TASK STATEMENT: All entries are to be given again verbatim.

STORED DATA:
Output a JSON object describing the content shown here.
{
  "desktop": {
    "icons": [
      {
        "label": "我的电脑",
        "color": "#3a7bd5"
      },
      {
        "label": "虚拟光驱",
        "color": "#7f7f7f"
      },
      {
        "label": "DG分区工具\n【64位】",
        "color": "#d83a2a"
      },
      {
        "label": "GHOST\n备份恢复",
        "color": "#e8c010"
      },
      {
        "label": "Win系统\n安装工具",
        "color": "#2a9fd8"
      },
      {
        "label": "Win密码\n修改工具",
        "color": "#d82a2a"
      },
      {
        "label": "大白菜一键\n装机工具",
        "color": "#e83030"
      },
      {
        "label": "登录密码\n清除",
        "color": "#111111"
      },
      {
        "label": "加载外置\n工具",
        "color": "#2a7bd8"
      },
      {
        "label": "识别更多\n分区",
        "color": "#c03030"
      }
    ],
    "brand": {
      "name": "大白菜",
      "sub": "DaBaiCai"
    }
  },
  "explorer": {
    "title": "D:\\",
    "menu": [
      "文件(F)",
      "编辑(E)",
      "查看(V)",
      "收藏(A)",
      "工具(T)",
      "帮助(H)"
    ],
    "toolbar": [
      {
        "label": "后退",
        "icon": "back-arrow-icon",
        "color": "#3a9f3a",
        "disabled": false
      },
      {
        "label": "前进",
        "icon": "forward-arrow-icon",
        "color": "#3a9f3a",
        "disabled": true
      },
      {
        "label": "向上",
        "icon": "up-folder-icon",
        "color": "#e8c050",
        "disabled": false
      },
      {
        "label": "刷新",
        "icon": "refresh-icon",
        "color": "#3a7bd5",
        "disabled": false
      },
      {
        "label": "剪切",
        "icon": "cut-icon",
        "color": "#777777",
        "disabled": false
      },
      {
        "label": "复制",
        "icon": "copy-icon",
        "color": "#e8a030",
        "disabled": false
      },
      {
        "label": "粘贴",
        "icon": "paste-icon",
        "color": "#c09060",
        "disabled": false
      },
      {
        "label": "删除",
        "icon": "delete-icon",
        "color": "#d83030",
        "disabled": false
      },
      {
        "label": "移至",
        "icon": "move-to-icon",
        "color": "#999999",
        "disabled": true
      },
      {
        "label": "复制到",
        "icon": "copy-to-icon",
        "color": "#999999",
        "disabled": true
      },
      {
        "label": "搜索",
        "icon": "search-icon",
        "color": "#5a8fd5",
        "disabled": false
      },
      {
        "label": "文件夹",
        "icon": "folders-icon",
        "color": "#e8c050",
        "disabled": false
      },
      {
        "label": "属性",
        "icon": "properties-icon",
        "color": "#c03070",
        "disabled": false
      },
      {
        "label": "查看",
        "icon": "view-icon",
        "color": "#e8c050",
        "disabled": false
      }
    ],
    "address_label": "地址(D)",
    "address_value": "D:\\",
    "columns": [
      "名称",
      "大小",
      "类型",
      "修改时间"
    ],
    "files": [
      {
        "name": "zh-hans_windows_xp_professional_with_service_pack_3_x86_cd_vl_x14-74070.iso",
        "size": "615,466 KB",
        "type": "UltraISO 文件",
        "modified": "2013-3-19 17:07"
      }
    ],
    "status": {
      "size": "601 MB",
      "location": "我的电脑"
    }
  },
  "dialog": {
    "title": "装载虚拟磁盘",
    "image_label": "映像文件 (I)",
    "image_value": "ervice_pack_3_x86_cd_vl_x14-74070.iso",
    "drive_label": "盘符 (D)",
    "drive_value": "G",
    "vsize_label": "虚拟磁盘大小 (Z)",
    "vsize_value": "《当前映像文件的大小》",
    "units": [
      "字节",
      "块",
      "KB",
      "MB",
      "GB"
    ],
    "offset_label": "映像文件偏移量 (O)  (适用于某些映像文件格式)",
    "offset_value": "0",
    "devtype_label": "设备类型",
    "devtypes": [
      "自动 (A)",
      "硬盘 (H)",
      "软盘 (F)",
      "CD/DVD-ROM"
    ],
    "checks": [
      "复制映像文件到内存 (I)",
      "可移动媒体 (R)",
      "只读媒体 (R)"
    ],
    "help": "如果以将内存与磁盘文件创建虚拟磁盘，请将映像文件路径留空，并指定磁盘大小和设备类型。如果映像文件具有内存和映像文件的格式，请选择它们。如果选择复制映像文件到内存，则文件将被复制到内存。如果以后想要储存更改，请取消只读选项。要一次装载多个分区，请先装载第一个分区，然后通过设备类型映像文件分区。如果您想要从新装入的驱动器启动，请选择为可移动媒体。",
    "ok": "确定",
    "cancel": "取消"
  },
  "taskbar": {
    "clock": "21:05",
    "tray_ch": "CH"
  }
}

RESPONSE TO THIS TASK:
Output a JSON object describing the content shown here.
{
  "desktop": {
    "icons": [
      {
        "label": "我的电脑",
        "color": "#3a7bd5"
      },
      {
        "label": "虚拟光驱",
        "color": "#7f7f7f"
      },
      {
        "label": "DG分区工具\n【64位】",
        "color": "#d83a2a"
      },
      {
        "label": "GHOST\n备份恢复",
        "color": "#e8c010"
      },
      {
        "label": "Win系统\n安装工具",
        "color": "#2a9fd8"
      },
      {
        "label": "Win密码\n修改工具",
        "color": "#d82a2a"
      },
      {
        "label": "大白菜一键\n装机工具",
        "color": "#e83030"
      },
      {
        "label": "登录密码\n清除",
        "color": "#111111"
      },
      {
        "label": "加载外置\n工具",
        "color": "#2a7bd8"
      },
      {
        "label": "识别更多\n分区",
        "color": "#c03030"
      }
    ],
    "brand": {
      "name": "大白菜",
      "sub": "DaBaiCai"
    }
  },
  "explorer": {
    "title": "D:\\",
    "menu": [
      "文件(F)",
      "编辑(E)",
      "查看(V)",
      "收藏(A)",
      "工具(T)",
      "帮助(H)"
    ],
    "toolbar": [
      {
        "label": "后退",
        "icon": "back-arrow-icon",
        "color": "#3a9f3a",
        "disabled": false
      },
      {
        "label": "前进",
        "icon": "forward-arrow-icon",
        "color": "#3a9f3a",
        "disabled": true
      },
      {
        "label": "向上",
        "icon": "up-folder-icon",
        "color": "#e8c050",
        "disabled": false
      },
      {
        "label": "刷新",
        "icon": "refresh-icon",
        "color": "#3a7bd5",
        "disabled": false
      },
      {
        "label": "剪切",
        "icon": "cut-icon",
        "color": "#777777",
        "disabled": false
      },
      {
        "label": "复制",
        "icon": "copy-icon",
        "color": "#e8a030",
        "disabled": false
      },
      {
        "label": "粘贴",
        "icon": "paste-icon",
        "color": "#c09060",
        "disabled": false
      },
      {
        "label": "删除",
        "icon": "delete-icon",
        "color": "#d83030",
        "disabled": false
      },
      {
        "label": "移至",
        "icon": "move-to-icon",
        "color": "#999999",
        "disabled": true
      },
      {
        "label": "复制到",
        "icon": "copy-to-icon",
        "color": "#999999",
        "disabled": true
      },
      {
        "label": "搜索",
        "icon": "search-icon",
        "color": "#5a8fd5",
        "disabled": false
      },
      {
        "label": "文件夹",
        "icon": "folders-icon",
        "color": "#e8c050",
        "disabled": false
      },
      {
        "label": "属性",
        "icon": "properties-icon",
        "color": "#c03070",
        "disabled": false
      },
      {
        "label": "查看",
        "icon": "view-icon",
        "color": "#e8c050",
        "disabled": false
      }
    ],
    "address_label": "地址(D)",
    "address_value": "D:\\",
    "columns": [
      "名称",
      "大小",
      "类型",
      "修改时间"
    ],
    "files": [
      {
        "name": "zh-hans_windows_xp_professional_with_service_pack_3_x86_cd_vl_x14-74070.iso",
        "size": "615,466 KB",
        "type": "UltraISO 文件",
        "modified": "2013-3-19 17:07"
      }
    ],
    "status": {
      "size": "601 MB",
      "location": "我的电脑"
    }
  },
  "dialog": {
    "title": "装载虚拟磁盘",
    "image_label": "映像文件 (I)",
    "image_value": "ervice_pack_3_x86_cd_vl_x14-74070.iso",
    "drive_label": "盘符 (D)",
    "drive_value": "G",
    "vsize_label": "虚拟磁盘大小 (Z)",
    "vsize_value": "《当前映像文件的大小》",
    "units": [
      "字节",
      "块",
      "KB",
      "MB",
      "GB"
    ],
    "offset_label": "映像文件偏移量 (O)  (适用于某些映像文件格式)",
    "offset_value": "0",
    "devtype_label": "设备类型",
    "devtypes": [
      "自动 (A)",
      "硬盘 (H)",
      "软盘 (F)",
      "CD/DVD-ROM"
    ],
    "checks": [
      "复制映像文件到内存 (I)",
      "可移动媒体 (R)",
      "只读媒体 (R)"
    ],
    "help": "如果以将内存与磁盘文件创建虚拟磁盘，请将映像文件路径留空，并指定磁盘大小和设备类型。如果映像文件具有内存和映像文件的格式，请选择它们。如果选择复制映像文件到内存，则文件将被复制到内存。如果以后想要储存更改，请取消只读选项。要一次装载多个分区，请先装载第一个分区，然后通过设备类型映像文件分区。如果您想要从新装入的驱动器启动，请选择为可移动媒体。",
    "ok": "确定",
    "cancel": "取消"
  },
  "taskbar": {
    "clock": "21:05",
    "tray_ch": "CH"
  }
}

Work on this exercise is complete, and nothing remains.